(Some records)
------------------------------------------------------------------------

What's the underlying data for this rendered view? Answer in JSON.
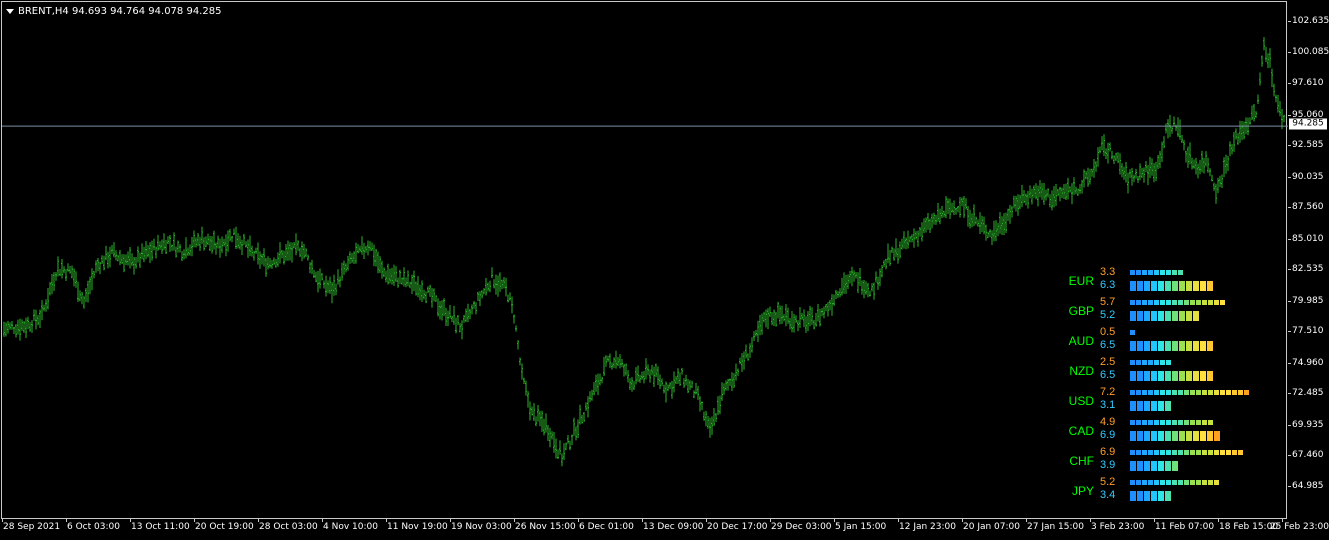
{
  "header": {
    "symbol_info": "BRENT,H4  94.693 94.764 94.078 94.285"
  },
  "price_axis": {
    "labels": [
      "102.635",
      "100.085",
      "97.610",
      "95.060",
      "92.585",
      "90.035",
      "87.560",
      "85.010",
      "82.535",
      "79.985",
      "77.510",
      "74.960",
      "72.485",
      "69.935",
      "67.460",
      "64.985"
    ],
    "label_values": [
      102.635,
      100.085,
      97.61,
      95.06,
      92.585,
      90.035,
      87.56,
      85.01,
      82.535,
      79.985,
      77.51,
      74.96,
      72.485,
      69.935,
      67.46,
      64.985
    ],
    "current_price": "94.285",
    "current_price_value": 94.285
  },
  "time_axis": {
    "labels": [
      "28 Sep 2021",
      "6 Oct 03:00",
      "13 Oct 11:00",
      "20 Oct 19:00",
      "28 Oct 03:00",
      "4 Nov 10:00",
      "11 Nov 19:00",
      "19 Nov 03:00",
      "26 Nov 15:00",
      "6 Dec 01:00",
      "13 Dec 09:00",
      "20 Dec 17:00",
      "29 Dec 03:00",
      "5 Jan 15:00",
      "12 Jan 23:00",
      "20 Jan 07:00",
      "27 Jan 15:00",
      "3 Feb 23:00",
      "11 Feb 07:00",
      "18 Feb 15:00",
      "25 Feb 23:00"
    ]
  },
  "chart_data": {
    "type": "line",
    "title": "",
    "xlabel": "",
    "ylabel": "",
    "ylim": [
      64.0,
      104.0
    ],
    "candle_color": "#2bb52b",
    "price_line_color": "#7a8fa6",
    "anchors": [
      [
        0,
        77.8
      ],
      [
        10,
        78.0
      ],
      [
        25,
        78.2
      ],
      [
        40,
        79.0
      ],
      [
        55,
        82.8
      ],
      [
        70,
        82.5
      ],
      [
        82,
        80.0
      ],
      [
        95,
        83.0
      ],
      [
        110,
        84.0
      ],
      [
        130,
        83.2
      ],
      [
        145,
        84.0
      ],
      [
        165,
        85.0
      ],
      [
        180,
        84.2
      ],
      [
        200,
        85.2
      ],
      [
        215,
        84.5
      ],
      [
        232,
        85.6
      ],
      [
        250,
        84.0
      ],
      [
        265,
        83.2
      ],
      [
        280,
        83.8
      ],
      [
        300,
        84.5
      ],
      [
        315,
        82.0
      ],
      [
        330,
        81.0
      ],
      [
        350,
        83.5
      ],
      [
        368,
        84.8
      ],
      [
        380,
        82.5
      ],
      [
        400,
        81.8
      ],
      [
        420,
        81.2
      ],
      [
        440,
        79.5
      ],
      [
        460,
        78.0
      ],
      [
        475,
        80.0
      ],
      [
        490,
        82.0
      ],
      [
        505,
        81.0
      ],
      [
        512,
        79.0
      ],
      [
        520,
        74.0
      ],
      [
        530,
        71.0
      ],
      [
        545,
        70.0
      ],
      [
        560,
        67.5
      ],
      [
        575,
        70.0
      ],
      [
        590,
        72.5
      ],
      [
        605,
        75.0
      ],
      [
        615,
        75.5
      ],
      [
        630,
        73.5
      ],
      [
        650,
        74.5
      ],
      [
        665,
        73.0
      ],
      [
        680,
        74.0
      ],
      [
        695,
        72.5
      ],
      [
        708,
        69.5
      ],
      [
        720,
        72.5
      ],
      [
        735,
        74.5
      ],
      [
        750,
        76.5
      ],
      [
        765,
        79.0
      ],
      [
        780,
        79.0
      ],
      [
        795,
        78.5
      ],
      [
        810,
        78.5
      ],
      [
        825,
        79.5
      ],
      [
        840,
        81.5
      ],
      [
        855,
        82.0
      ],
      [
        870,
        81.0
      ],
      [
        885,
        83.5
      ],
      [
        900,
        84.5
      ],
      [
        915,
        85.5
      ],
      [
        930,
        86.5
      ],
      [
        945,
        87.5
      ],
      [
        960,
        88.0
      ],
      [
        975,
        86.5
      ],
      [
        990,
        85.5
      ],
      [
        1005,
        87.0
      ],
      [
        1020,
        88.5
      ],
      [
        1035,
        89.0
      ],
      [
        1050,
        88.5
      ],
      [
        1065,
        89.0
      ],
      [
        1080,
        89.5
      ],
      [
        1090,
        90.5
      ],
      [
        1100,
        92.5
      ],
      [
        1112,
        92.0
      ],
      [
        1125,
        90.0
      ],
      [
        1140,
        90.5
      ],
      [
        1155,
        91.0
      ],
      [
        1165,
        94.0
      ],
      [
        1175,
        94.5
      ],
      [
        1185,
        92.0
      ],
      [
        1195,
        91.0
      ],
      [
        1205,
        91.5
      ],
      [
        1215,
        89.0
      ],
      [
        1225,
        91.5
      ],
      [
        1235,
        93.5
      ],
      [
        1245,
        94.5
      ],
      [
        1255,
        95.5
      ],
      [
        1262,
        101.0
      ],
      [
        1268,
        99.5
      ],
      [
        1275,
        96.0
      ],
      [
        1285,
        94.3
      ]
    ],
    "current_price": 94.285
  },
  "currency_strength": {
    "title": "",
    "rows": [
      {
        "name": "EUR",
        "v1": "3.3",
        "v2": "6.3",
        "n1": 3.3,
        "n2": 6.3
      },
      {
        "name": "GBP",
        "v1": "5.7",
        "v2": "5.2",
        "n1": 5.7,
        "n2": 5.2
      },
      {
        "name": "AUD",
        "v1": "0.5",
        "v2": "6.5",
        "n1": 0.5,
        "n2": 6.5
      },
      {
        "name": "NZD",
        "v1": "2.5",
        "v2": "6.5",
        "n1": 2.5,
        "n2": 6.5
      },
      {
        "name": "USD",
        "v1": "7.2",
        "v2": "3.1",
        "n1": 7.2,
        "n2": 3.1
      },
      {
        "name": "CAD",
        "v1": "4.9",
        "v2": "6.9",
        "n1": 4.9,
        "n2": 6.9
      },
      {
        "name": "CHF",
        "v1": "6.9",
        "v2": "3.9",
        "n1": 6.9,
        "n2": 3.9
      },
      {
        "name": "JPY",
        "v1": "5.2",
        "v2": "3.4",
        "n1": 5.2,
        "n2": 3.4
      }
    ],
    "colors": [
      "#1e90ff",
      "#1fa8ff",
      "#22c6ff",
      "#2ee6e6",
      "#4de0b0",
      "#6fe07a",
      "#9be050",
      "#c8e040",
      "#e8e040",
      "#ffe040",
      "#ffc830",
      "#ffa020"
    ]
  }
}
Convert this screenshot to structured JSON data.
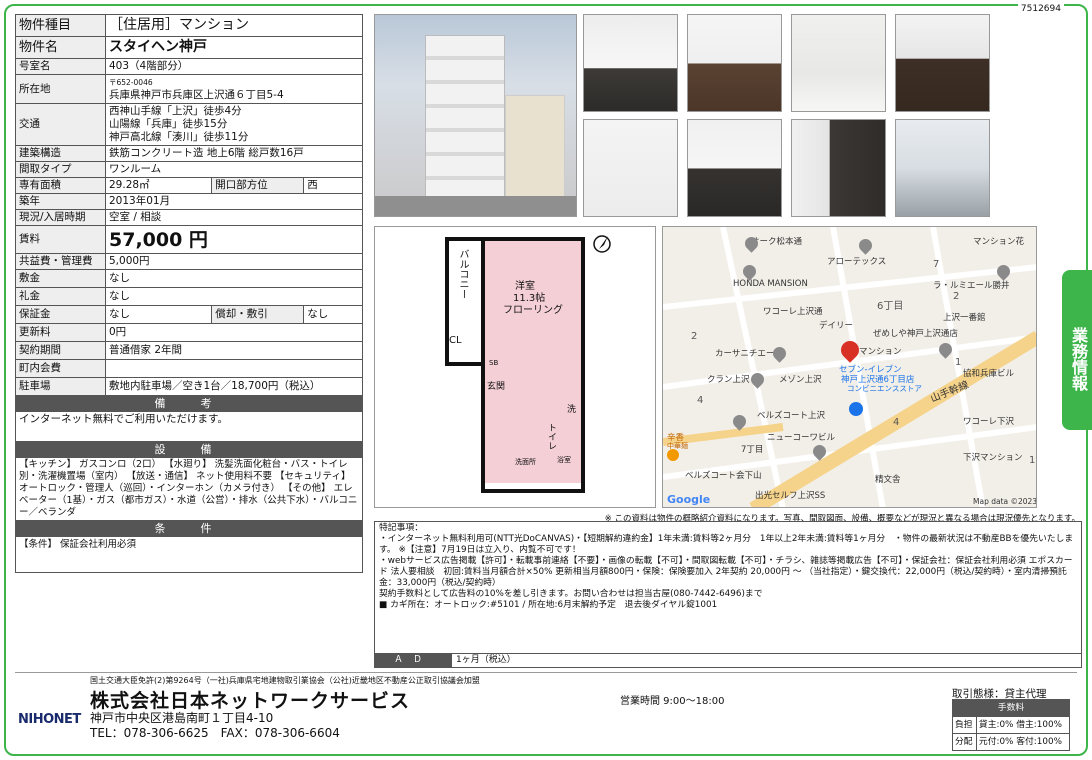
{
  "doc_id": "7512694",
  "side_tab": "業務情報",
  "property": {
    "type_label": "物件種目",
    "type_value": "［住居用］マンション",
    "name_label": "物件名",
    "name_value": "スタイヘン神戸",
    "room_label": "号室名",
    "room_value": "403（4階部分）",
    "location_label": "所在地",
    "postal": "〒652-0046",
    "address": "兵庫県神戸市兵庫区上沢通６丁目5-4",
    "access_label": "交通",
    "access": [
      "西神山手線「上沢」徒歩4分",
      "山陽線「兵庫」徒歩15分",
      "神戸高北線「湊川」徒歩11分"
    ],
    "structure_label": "建築構造",
    "structure_value": "鉄筋コンクリート造 地上6階 総戸数16戸",
    "layout_label": "間取タイプ",
    "layout_value": "ワンルーム",
    "area_label": "専有面積",
    "area_value": "29.28㎡",
    "direction_label": "開口部方位",
    "direction_value": "西",
    "built_label": "築年",
    "built_value": "2013年01月",
    "status_label": "現況/入居時期",
    "status_value": "空室 / 相談",
    "rent_label": "賃料",
    "rent_value": "57,000 円",
    "fee_label": "共益費・管理費",
    "fee_value": "5,000円",
    "deposit_label": "敷金",
    "deposit_value": "なし",
    "key_label": "礼金",
    "key_value": "なし",
    "guarantee_label": "保証金",
    "guarantee_value": "なし",
    "amort_label": "償却・敷引",
    "amort_value": "なし",
    "renewal_label": "更新料",
    "renewal_value": "0円",
    "contract_label": "契約期間",
    "contract_value": "普通借家 2年間",
    "town_label": "町内会費",
    "town_value": "",
    "parking_label": "駐車場",
    "parking_value": "敷地内駐車場／空き1台／18,700円（税込）"
  },
  "sections": {
    "remarks_title": "備　考",
    "remarks_body": "インターネット無料でご利用いただけます。",
    "equipment_title": "設　備",
    "equipment_body": "【キッチン】 ガスコンロ（2口） 【水廻り】 洗髪洗面化粧台・バス・トイレ別・洗濯機置場（室内） 【放送・通信】 ネット使用料不要 【セキュリティ】 オートロック・管理人（巡回）・インターホン（カメラ付き） 【その他】 エレベーター（1基）・ガス（都市ガス）・水道（公営）・排水（公共下水）・バルコニー／ベランダ",
    "conditions_title": "条　件",
    "conditions_body": "【条件】 保証会社利用必須"
  },
  "floorplan": {
    "balcony": "バルコニー",
    "room": "洋室",
    "size": "11.3帖",
    "floor": "フローリング",
    "cl": "CL",
    "sb": "SB",
    "entrance": "玄関",
    "wash": "洗",
    "toilet": "トイレ",
    "bath": "浴室",
    "washroom": "洗面所"
  },
  "map": {
    "labels": [
      "オーク松本通",
      "マンション花",
      "アローテックス",
      "HONDA MANSION",
      "ラ・ルミエール勝井",
      "ワコーレ上沢通",
      "6丁目",
      "上沢一番館",
      "デイリー",
      "ぜめしや神戸上沢通店",
      "カーサニチエー",
      "マンション",
      "クラン上沢",
      "メゾン上沢",
      "セブン-イレブン",
      "神戸上沢通6丁目店",
      "コンビニエンスストア",
      "協和兵庫ビル",
      "山手幹線",
      "ベルズコート上沢",
      "ワコーレ下沢",
      "ニューコーワビル",
      "辛香",
      "中華麺",
      "7丁目",
      "下沢マンション",
      "ベルズコート会下山",
      "精文舎",
      "出光セルフ上沢SS",
      "Google",
      "Map data ©2023"
    ],
    "numbers": [
      "7",
      "2",
      "2",
      "4",
      "1",
      "4",
      "1"
    ]
  },
  "disclaimer": "※ この資料は物件の概略紹介資料になります。写真、間取図面、設備、概要などが現況と異なる場合は現況優先となります。",
  "special": {
    "title": "特記事項：",
    "lines": [
      "・インターネット無料利用可(NTT光DoCANVAS)・【短期解約違約金】1年未満:賃料等2ヶ月分　1年以上2年未満:賃料等1ヶ月分　・物件の最新状況は不動産BBを優先いたします。 ※【注意】7月19日は立入り、内覧不可です！",
      "・webサービス広告掲載【許可】・転載事前連絡【不要】・画像の転載【不可】・間取図転載【不可】・チラシ、雑誌等掲載広告【不可】・保証会社：保証会社利用必須 エポスカード 法人要相談　初回:賃料当月額合計×50% 更新相当月額800円・保険：保険要加入 2年契約 20,000円 ～ （当社指定）・鍵交換代：22,000円（税込/契約時）・室内清掃預託金：33,000円（税込/契約時）",
      "契約手数料として広告料の10%を差し引きます。お問い合わせは担当古屋(080-7442-6496)まで",
      "■ カギ所在：オートロック:#5101 / 所在地:6月末解約予定　退去後ダイヤル錠1001"
    ],
    "ad_label": "ＡＤ",
    "ad_value": "1ヶ月（税込）"
  },
  "footer": {
    "license": "国土交通大臣免許(2)第9264号（一社)兵庫県宅地建物取引業協会（公社)近畿地区不動産公正取引協議会加盟",
    "logo": "NIHONET",
    "company": "株式会社日本ネットワークサービス",
    "address": "神戸市中央区港島南町１丁目4-10",
    "tel": "TEL：078-306-6625　FAX：078-306-6604",
    "hours": "営業時間 9:00～18:00",
    "terms_title": "取引態様：貸主代理",
    "fee_header": "手数料",
    "burden_label": "負担",
    "burden_value": "貸主:0% 借主:100%",
    "split_label": "分配",
    "split_value": "元付:0% 客付:100%"
  },
  "colors": {
    "accent": "#3db54a",
    "header": "#555555"
  }
}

------------------------------------------------------------------------

= What you will do =
Find all lines with "オートロック" in them and copy each one.

= Expected output =
    "equipment_body": "【キッチン】 ガスコンロ（2口） 【水廻り】 洗髪洗面化粧台・バス・トイレ別・洗濯機置場（室内） 【放送・通信】 ネット使用料不要 【セキュリティ】 オートロック・管理人（巡回）・インターホン（カメラ付き） 【その他】 エレベーター（1基）・ガス（都市ガス）・水道（公営）・排水（公共下水）・バルコニー／ベランダ",
      "■ カギ所在：オートロック:#5101 / 所在地:6月末解約予定　退去後ダイヤル錠1001"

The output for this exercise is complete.